# Problem to solve
The entries need to be copied exactly.

⁂

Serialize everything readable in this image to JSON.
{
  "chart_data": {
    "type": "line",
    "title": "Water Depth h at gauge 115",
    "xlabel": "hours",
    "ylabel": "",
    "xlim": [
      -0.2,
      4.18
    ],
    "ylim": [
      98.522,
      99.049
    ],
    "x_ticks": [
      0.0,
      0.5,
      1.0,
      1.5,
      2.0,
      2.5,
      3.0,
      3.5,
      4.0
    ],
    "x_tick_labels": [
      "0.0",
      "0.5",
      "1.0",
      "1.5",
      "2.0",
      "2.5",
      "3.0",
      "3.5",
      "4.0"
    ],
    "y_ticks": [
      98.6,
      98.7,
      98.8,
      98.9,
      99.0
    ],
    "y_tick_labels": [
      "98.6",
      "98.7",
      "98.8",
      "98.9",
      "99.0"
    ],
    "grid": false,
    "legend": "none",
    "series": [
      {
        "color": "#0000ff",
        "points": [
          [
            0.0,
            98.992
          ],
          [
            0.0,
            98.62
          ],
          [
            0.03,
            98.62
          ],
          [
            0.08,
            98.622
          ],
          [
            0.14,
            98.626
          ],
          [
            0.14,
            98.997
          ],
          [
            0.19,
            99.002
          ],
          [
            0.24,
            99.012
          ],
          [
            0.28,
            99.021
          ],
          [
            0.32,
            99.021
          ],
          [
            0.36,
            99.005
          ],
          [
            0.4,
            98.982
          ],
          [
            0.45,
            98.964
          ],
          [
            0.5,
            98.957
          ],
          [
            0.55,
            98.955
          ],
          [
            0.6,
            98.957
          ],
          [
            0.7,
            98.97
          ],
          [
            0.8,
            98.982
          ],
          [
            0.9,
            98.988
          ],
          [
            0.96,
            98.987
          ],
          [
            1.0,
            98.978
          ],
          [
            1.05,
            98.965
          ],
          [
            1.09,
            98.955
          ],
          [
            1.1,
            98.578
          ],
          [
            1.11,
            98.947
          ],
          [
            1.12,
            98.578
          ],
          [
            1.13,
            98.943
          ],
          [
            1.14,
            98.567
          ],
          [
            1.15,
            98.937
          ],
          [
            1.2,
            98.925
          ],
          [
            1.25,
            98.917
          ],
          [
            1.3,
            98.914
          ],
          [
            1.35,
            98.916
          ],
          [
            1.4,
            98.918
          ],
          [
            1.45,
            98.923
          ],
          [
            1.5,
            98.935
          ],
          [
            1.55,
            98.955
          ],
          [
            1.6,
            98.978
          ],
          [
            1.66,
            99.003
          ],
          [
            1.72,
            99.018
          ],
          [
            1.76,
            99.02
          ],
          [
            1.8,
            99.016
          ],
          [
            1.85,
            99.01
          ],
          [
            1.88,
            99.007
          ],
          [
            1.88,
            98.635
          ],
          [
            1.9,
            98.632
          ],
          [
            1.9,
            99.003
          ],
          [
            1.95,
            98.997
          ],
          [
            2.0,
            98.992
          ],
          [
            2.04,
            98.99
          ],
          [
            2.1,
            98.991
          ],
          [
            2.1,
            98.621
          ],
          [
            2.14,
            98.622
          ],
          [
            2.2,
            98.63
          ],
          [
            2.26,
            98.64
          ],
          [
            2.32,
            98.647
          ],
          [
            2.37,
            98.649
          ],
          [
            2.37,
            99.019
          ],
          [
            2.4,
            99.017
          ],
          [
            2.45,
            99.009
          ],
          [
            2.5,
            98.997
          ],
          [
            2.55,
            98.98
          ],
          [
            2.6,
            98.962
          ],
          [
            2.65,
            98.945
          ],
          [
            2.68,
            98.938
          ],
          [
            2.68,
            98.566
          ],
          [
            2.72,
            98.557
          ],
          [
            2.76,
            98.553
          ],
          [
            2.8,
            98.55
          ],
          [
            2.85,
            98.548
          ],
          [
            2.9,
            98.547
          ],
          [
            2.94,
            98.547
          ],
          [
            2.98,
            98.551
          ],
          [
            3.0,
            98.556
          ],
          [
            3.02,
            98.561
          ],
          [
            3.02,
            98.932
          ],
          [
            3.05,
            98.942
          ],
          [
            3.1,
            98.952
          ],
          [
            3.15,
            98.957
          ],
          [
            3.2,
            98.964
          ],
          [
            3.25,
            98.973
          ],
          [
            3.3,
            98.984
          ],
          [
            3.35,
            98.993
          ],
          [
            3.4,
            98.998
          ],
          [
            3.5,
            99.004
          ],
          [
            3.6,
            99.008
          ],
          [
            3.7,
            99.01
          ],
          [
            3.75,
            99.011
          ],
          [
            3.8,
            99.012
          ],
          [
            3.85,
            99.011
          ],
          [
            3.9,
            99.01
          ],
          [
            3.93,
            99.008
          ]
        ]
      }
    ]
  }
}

⁂

# Solved exercise
Serialize everything readable in this image to JSON.
{
  "chart_data": {
    "type": "line",
    "title": "Water Depth h at gauge 115",
    "xlabel": "hours",
    "ylabel": "",
    "xlim": [
      -0.2,
      4.18
    ],
    "ylim": [
      98.522,
      99.049
    ],
    "x_ticks": [
      0.0,
      0.5,
      1.0,
      1.5,
      2.0,
      2.5,
      3.0,
      3.5,
      4.0
    ],
    "x_tick_labels": [
      "0.0",
      "0.5",
      "1.0",
      "1.5",
      "2.0",
      "2.5",
      "3.0",
      "3.5",
      "4.0"
    ],
    "y_ticks": [
      98.6,
      98.7,
      98.8,
      98.9,
      99.0
    ],
    "y_tick_labels": [
      "98.6",
      "98.7",
      "98.8",
      "98.9",
      "99.0"
    ],
    "grid": false,
    "legend": "none",
    "series": [
      {
        "color": "#0000ff",
        "points": [
          [
            0.0,
            98.992
          ],
          [
            0.0,
            98.62
          ],
          [
            0.03,
            98.62
          ],
          [
            0.08,
            98.622
          ],
          [
            0.14,
            98.626
          ],
          [
            0.14,
            98.997
          ],
          [
            0.19,
            99.002
          ],
          [
            0.24,
            99.012
          ],
          [
            0.28,
            99.021
          ],
          [
            0.32,
            99.021
          ],
          [
            0.36,
            99.005
          ],
          [
            0.4,
            98.982
          ],
          [
            0.45,
            98.964
          ],
          [
            0.5,
            98.957
          ],
          [
            0.55,
            98.955
          ],
          [
            0.6,
            98.957
          ],
          [
            0.7,
            98.97
          ],
          [
            0.8,
            98.982
          ],
          [
            0.9,
            98.988
          ],
          [
            0.96,
            98.987
          ],
          [
            1.0,
            98.978
          ],
          [
            1.05,
            98.965
          ],
          [
            1.09,
            98.955
          ],
          [
            1.1,
            98.578
          ],
          [
            1.11,
            98.947
          ],
          [
            1.12,
            98.578
          ],
          [
            1.13,
            98.943
          ],
          [
            1.14,
            98.567
          ],
          [
            1.15,
            98.937
          ],
          [
            1.2,
            98.925
          ],
          [
            1.25,
            98.917
          ],
          [
            1.3,
            98.914
          ],
          [
            1.35,
            98.916
          ],
          [
            1.4,
            98.918
          ],
          [
            1.45,
            98.923
          ],
          [
            1.5,
            98.935
          ],
          [
            1.55,
            98.955
          ],
          [
            1.6,
            98.978
          ],
          [
            1.66,
            99.003
          ],
          [
            1.72,
            99.018
          ],
          [
            1.76,
            99.02
          ],
          [
            1.8,
            99.016
          ],
          [
            1.85,
            99.01
          ],
          [
            1.88,
            99.007
          ],
          [
            1.88,
            98.635
          ],
          [
            1.9,
            98.632
          ],
          [
            1.9,
            99.003
          ],
          [
            1.95,
            98.997
          ],
          [
            2.0,
            98.992
          ],
          [
            2.04,
            98.99
          ],
          [
            2.1,
            98.991
          ],
          [
            2.1,
            98.621
          ],
          [
            2.14,
            98.622
          ],
          [
            2.2,
            98.63
          ],
          [
            2.26,
            98.64
          ],
          [
            2.32,
            98.647
          ],
          [
            2.37,
            98.649
          ],
          [
            2.37,
            99.019
          ],
          [
            2.4,
            99.017
          ],
          [
            2.45,
            99.009
          ],
          [
            2.5,
            98.997
          ],
          [
            2.55,
            98.98
          ],
          [
            2.6,
            98.962
          ],
          [
            2.65,
            98.945
          ],
          [
            2.68,
            98.938
          ],
          [
            2.68,
            98.566
          ],
          [
            2.72,
            98.557
          ],
          [
            2.76,
            98.553
          ],
          [
            2.8,
            98.55
          ],
          [
            2.85,
            98.548
          ],
          [
            2.9,
            98.547
          ],
          [
            2.94,
            98.547
          ],
          [
            2.98,
            98.551
          ],
          [
            3.0,
            98.556
          ],
          [
            3.02,
            98.561
          ],
          [
            3.02,
            98.932
          ],
          [
            3.05,
            98.942
          ],
          [
            3.1,
            98.952
          ],
          [
            3.15,
            98.957
          ],
          [
            3.2,
            98.964
          ],
          [
            3.25,
            98.973
          ],
          [
            3.3,
            98.984
          ],
          [
            3.35,
            98.993
          ],
          [
            3.4,
            98.998
          ],
          [
            3.5,
            99.004
          ],
          [
            3.6,
            99.008
          ],
          [
            3.7,
            99.01
          ],
          [
            3.75,
            99.011
          ],
          [
            3.8,
            99.012
          ],
          [
            3.85,
            99.011
          ],
          [
            3.9,
            99.01
          ],
          [
            3.93,
            99.008
          ]
        ]
      }
    ]
  }
}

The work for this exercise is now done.